[start Data excerpts]

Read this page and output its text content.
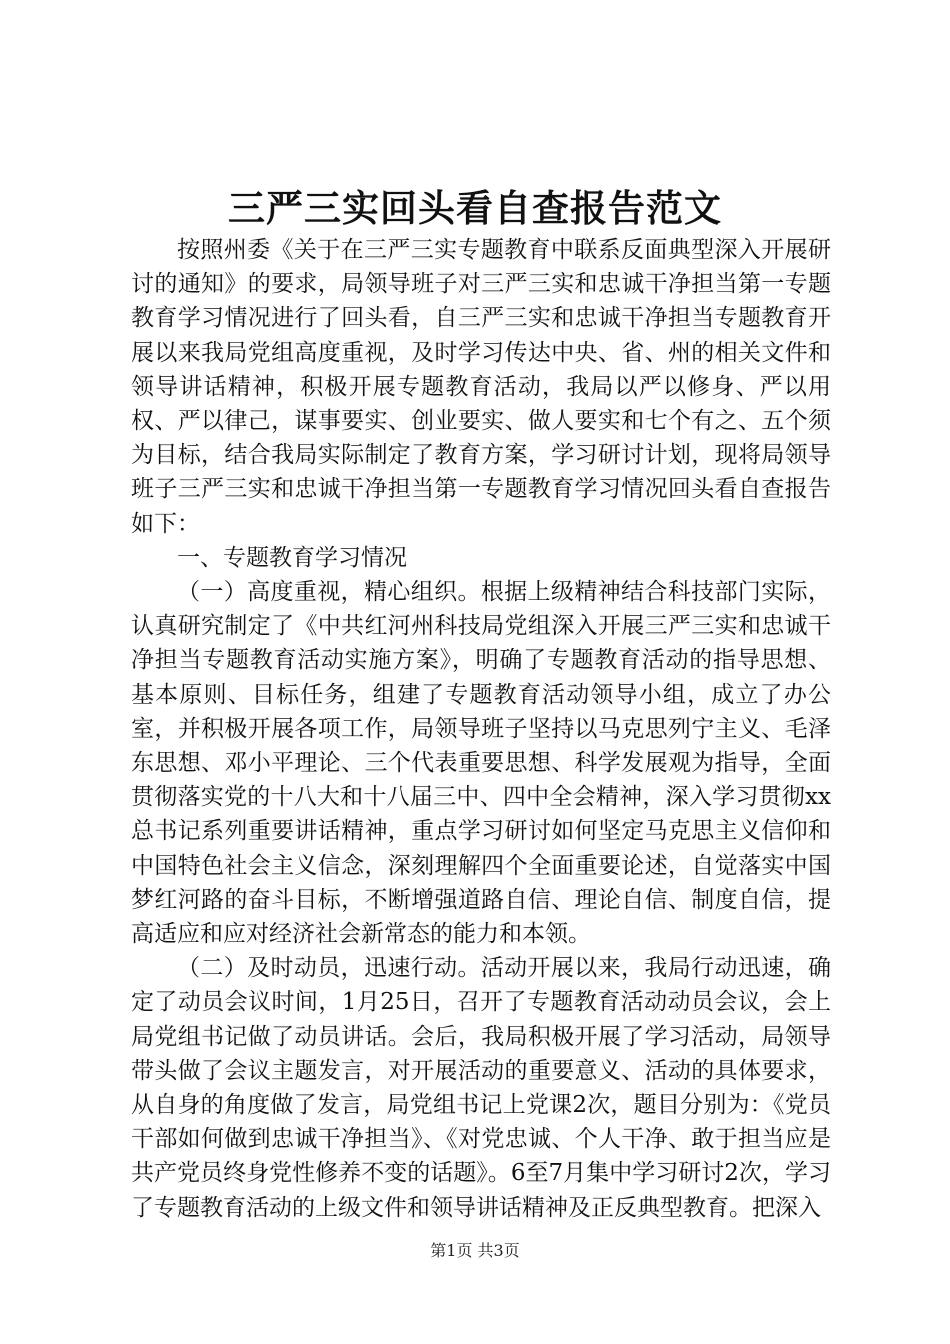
三严三实回头看自查报告范文

按照州委《关于在三严三实专题教育中联系反面典型深入开展研讨的通知》的要求，局领导班子对三严三实和忠诚干净担当第一专题教育学习情况进行了回头看，自三严三实和忠诚干净担当专题教育开展以来我局党组高度重视，及时学习传达中央、省、州的相关文件和领导讲话精神，积极开展专题教育活动，我局以严以修身、严以用权、严以律己，谋事要实、创业要实、做人要实和七个有之、五个须为目标，结合我局实际制定了教育方案，学习研讨计划，现将局领导班子三严三实和忠诚干净担当第一专题教育学习情况回头看自查报告如下：

一、专题教育学习情况

（一）高度重视，精心组织。根据上级精神结合科技部门实际，认真研究制定了《中共红河州科技局党组深入开展三严三实和忠诚干净担当专题教育活动实施方案》，明确了专题教育活动的指导思想、基本原则、目标任务，组建了专题教育活动领导小组，成立了办公室，并积极开展各项工作，局领导班子坚持以马克思列宁主义、毛泽东思想、邓小平理论、三个代表重要思想、科学发展观为指导，全面贯彻落实党的十八大和十八届三中、四中全会精神，深入学习贯彻xx总书记系列重要讲话精神，重点学习研讨如何坚定马克思主义信仰和中国特色社会主义信念，深刻理解四个全面重要论述，自觉落实中国梦红河路的奋斗目标，不断增强道路自信、理论自信、制度自信，提高适应和应对经济社会新常态的能力和本领。

（二）及时动员，迅速行动。活动开展以来，我局行动迅速，确定了动员会议时间，1月25日，召开了专题教育活动动员会议，会上局党组书记做了动员讲话。会后，我局积极开展了学习活动，局领导带头做了会议主题发言，对开展活动的重要意义、活动的具体要求，从自身的角度做了发言，局党组书记上党课2次，题目分别为：《党员干部如何做到忠诚干净担当》、《对党忠诚、个人干净、敢于担当应是共产党员终身党性修养不变的话题》。6至7月集中学习研讨2次，学习了专题教育活动的上级文件和领导讲话精神及正反典型教育。把深入

第1页 共3页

[end Data excerpts]

Work to complete:
Write out every entry again word for word, without any of the pictures.

Answer in full:
Read this page and output its text content.
三严三实回头看自查报告范文

按照州委《关于在三严三实专题教育中联系反面典型深入开展研讨的通知》的要求，局领导班子对三严三实和忠诚干净担当第一专题教育学习情况进行了回头看，自三严三实和忠诚干净担当专题教育开展以来我局党组高度重视，及时学习传达中央、省、州的相关文件和领导讲话精神，积极开展专题教育活动，我局以严以修身、严以用权、严以律己，谋事要实、创业要实、做人要实和七个有之、五个须为目标，结合我局实际制定了教育方案，学习研讨计划，现将局领导班子三严三实和忠诚干净担当第一专题教育学习情况回头看自查报告如下：

一、专题教育学习情况

（一）高度重视，精心组织。根据上级精神结合科技部门实际，认真研究制定了《中共红河州科技局党组深入开展三严三实和忠诚干净担当专题教育活动实施方案》，明确了专题教育活动的指导思想、基本原则、目标任务，组建了专题教育活动领导小组，成立了办公室，并积极开展各项工作，局领导班子坚持以马克思列宁主义、毛泽东思想、邓小平理论、三个代表重要思想、科学发展观为指导，全面贯彻落实党的十八大和十八届三中、四中全会精神，深入学习贯彻xx总书记系列重要讲话精神，重点学习研讨如何坚定马克思主义信仰和中国特色社会主义信念，深刻理解四个全面重要论述，自觉落实中国梦红河路的奋斗目标，不断增强道路自信、理论自信、制度自信，提高适应和应对经济社会新常态的能力和本领。

（二）及时动员，迅速行动。活动开展以来，我局行动迅速，确定了动员会议时间，1月25日，召开了专题教育活动动员会议，会上局党组书记做了动员讲话。会后，我局积极开展了学习活动，局领导带头做了会议主题发言，对开展活动的重要意义、活动的具体要求，从自身的角度做了发言，局党组书记上党课2次，题目分别为：《党员干部如何做到忠诚干净担当》、《对党忠诚、个人干净、敢于担当应是共产党员终身党性修养不变的话题》。6至7月集中学习研讨2次，学习了专题教育活动的上级文件和领导讲话精神及正反典型教育。把深入

第1页 共3页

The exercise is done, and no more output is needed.